◆ **Exercise requirements**:
Set down the records once more, please, exactly and with the pictures left out.

◆ **Excerpted records**:
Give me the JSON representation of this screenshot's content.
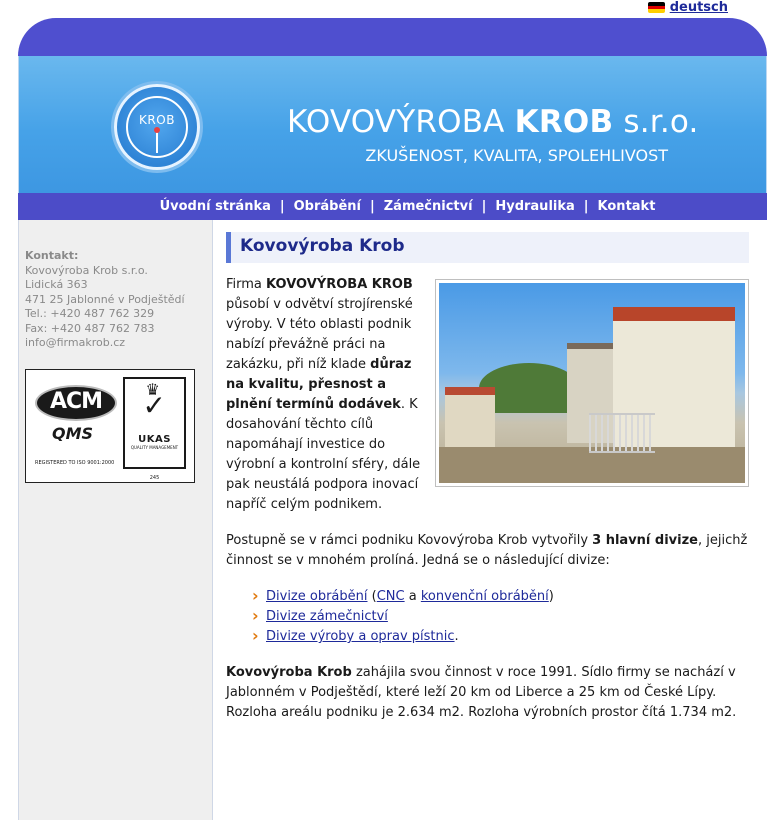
{
  "lang": {
    "label": "deutsch",
    "flag_colors": [
      "#000000",
      "#dd0000",
      "#ffce00"
    ]
  },
  "header": {
    "logo_text": "KROB",
    "title_prefix": "KOVOVÝROBA",
    "title_bold": "KROB",
    "title_suffix": "s.r.o.",
    "tagline": "ZKUŠENOST, KVALITA, SPOLEHLIVOST"
  },
  "nav": {
    "items": [
      "Úvodní stránka",
      "Obrábění",
      "Zámečnictví",
      "Hydraulika",
      "Kontakt"
    ],
    "separator": "|"
  },
  "sidebar": {
    "label": "Kontakt:",
    "lines": [
      "Kovovýroba Krob s.r.o.",
      "Lidická 363",
      "471 25 Jablonné v Podještědí",
      "Tel.: +420 487 762 329",
      "Fax: +420 487 762 783",
      "info@firmakrob.cz"
    ],
    "cert": {
      "acm": "ACM",
      "qms": "QMS",
      "reg": "REGISTERED TO ISO 9001:2000",
      "ukas": "UKAS",
      "ukas_sub": "QUALITY MANAGEMENT",
      "ukas_num": "245"
    }
  },
  "content": {
    "heading": "Kovovýroba Krob",
    "intro": {
      "t1": "Firma ",
      "b1": "KOVOVÝROBA KROB",
      "t2": " působí v odvětví strojírenské výroby. V této oblasti podnik nabízí převážně práci na zakázku, při níž klade ",
      "b2": "důraz na kvalitu, přesnost a plnění termínů dodávek",
      "t3": ". K dosahování těchto cílů napomáhají investice do výrobní a kontrolní sféry, dále pak neustálá podpora inovací napříč celým podnikem."
    },
    "divisions_intro": {
      "t1": "Postupně se v rámci podniku Kovovýroba Krob vytvořily ",
      "b1": "3 hlavní divize",
      "t2": ", jejichž činnost se v mnohém prolíná. Jedná se o následující divize:"
    },
    "divisions": {
      "d1": "Divize obrábění",
      "d1_open": " (",
      "d1_cnc": "CNC",
      "d1_and": " a ",
      "d1_conv": "konvenční obrábění",
      "d1_close": ")",
      "d2": "Divize zámečnictví",
      "d3": "Divize výroby a oprav pístnic",
      "d3_end": "."
    },
    "history": {
      "b1": "Kovovýroba Krob",
      "t1": " zahájila svou činnost v roce 1991. Sídlo firmy se nachází v Jablonném v Podještědí, které leží 20 km od Liberce a 25 km od České Lípy. Rozloha areálu podniku je 2.634 m2. Rozloha výrobních prostor čítá 1.734 m2."
    }
  }
}
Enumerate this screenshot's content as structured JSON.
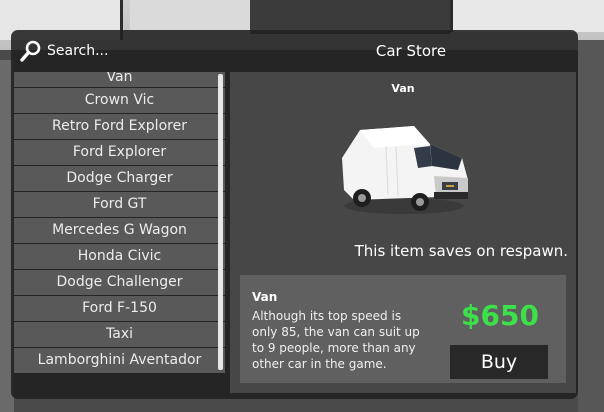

◆ **Full solution**:
Give me the JSON representation of this screenshot's content.
{
  "lang": {
    "label": "deutsch",
    "flag_colors": [
      "#000000",
      "#dd0000",
      "#ffce00"
    ]
  },
  "header": {
    "logo_text": "KROB",
    "title_prefix": "KOVOVÝROBA",
    "title_bold": "KROB",
    "title_suffix": "s.r.o.",
    "tagline": "ZKUŠENOST, KVALITA, SPOLEHLIVOST"
  },
  "nav": {
    "items": [
      "Úvodní stránka",
      "Obrábění",
      "Zámečnictví",
      "Hydraulika",
      "Kontakt"
    ],
    "separator": "|"
  },
  "sidebar": {
    "label": "Kontakt:",
    "lines": [
      "Kovovýroba Krob s.r.o.",
      "Lidická 363",
      "471 25 Jablonné v Podještědí",
      "Tel.: +420 487 762 329",
      "Fax: +420 487 762 783",
      "info@firmakrob.cz"
    ],
    "cert": {
      "acm": "ACM",
      "qms": "QMS",
      "reg": "REGISTERED TO ISO 9001:2000",
      "ukas": "UKAS",
      "ukas_sub": "QUALITY MANAGEMENT",
      "ukas_num": "245"
    }
  },
  "content": {
    "heading": "Kovovýroba Krob",
    "intro": {
      "t1": "Firma ",
      "b1": "KOVOVÝROBA KROB",
      "t2": " působí v odvětví strojírenské výroby. V této oblasti podnik nabízí převážně práci na zakázku, při níž klade ",
      "b2": "důraz na kvalitu, přesnost a plnění termínů dodávek",
      "t3": ". K dosahování těchto cílů napomáhají investice do výrobní a kontrolní sféry, dále pak neustálá podpora inovací napříč celým podnikem."
    },
    "divisions_intro": {
      "t1": "Postupně se v rámci podniku Kovovýroba Krob vytvořily ",
      "b1": "3 hlavní divize",
      "t2": ", jejichž činnost se v mnohém prolíná. Jedná se o následující divize:"
    },
    "divisions": {
      "d1": "Divize obrábění",
      "d1_open": " (",
      "d1_cnc": "CNC",
      "d1_and": " a ",
      "d1_conv": "konvenční obrábění",
      "d1_close": ")",
      "d2": "Divize zámečnictví",
      "d3": "Divize výroby a oprav pístnic",
      "d3_end": "."
    },
    "history": {
      "b1": "Kovovýroba Krob",
      "t1": " zahájila svou činnost v roce 1991. Sídlo firmy se nachází v Jablonném v Podještědí, které leží 20 km od Liberce a 25 km od České Lípy. Rozloha areálu podniku je 2.634 m2. Rozloha výrobních prostor čítá 1.734 m2."
    }
  }
}
Enumerate this screenshot's content as structured JSON.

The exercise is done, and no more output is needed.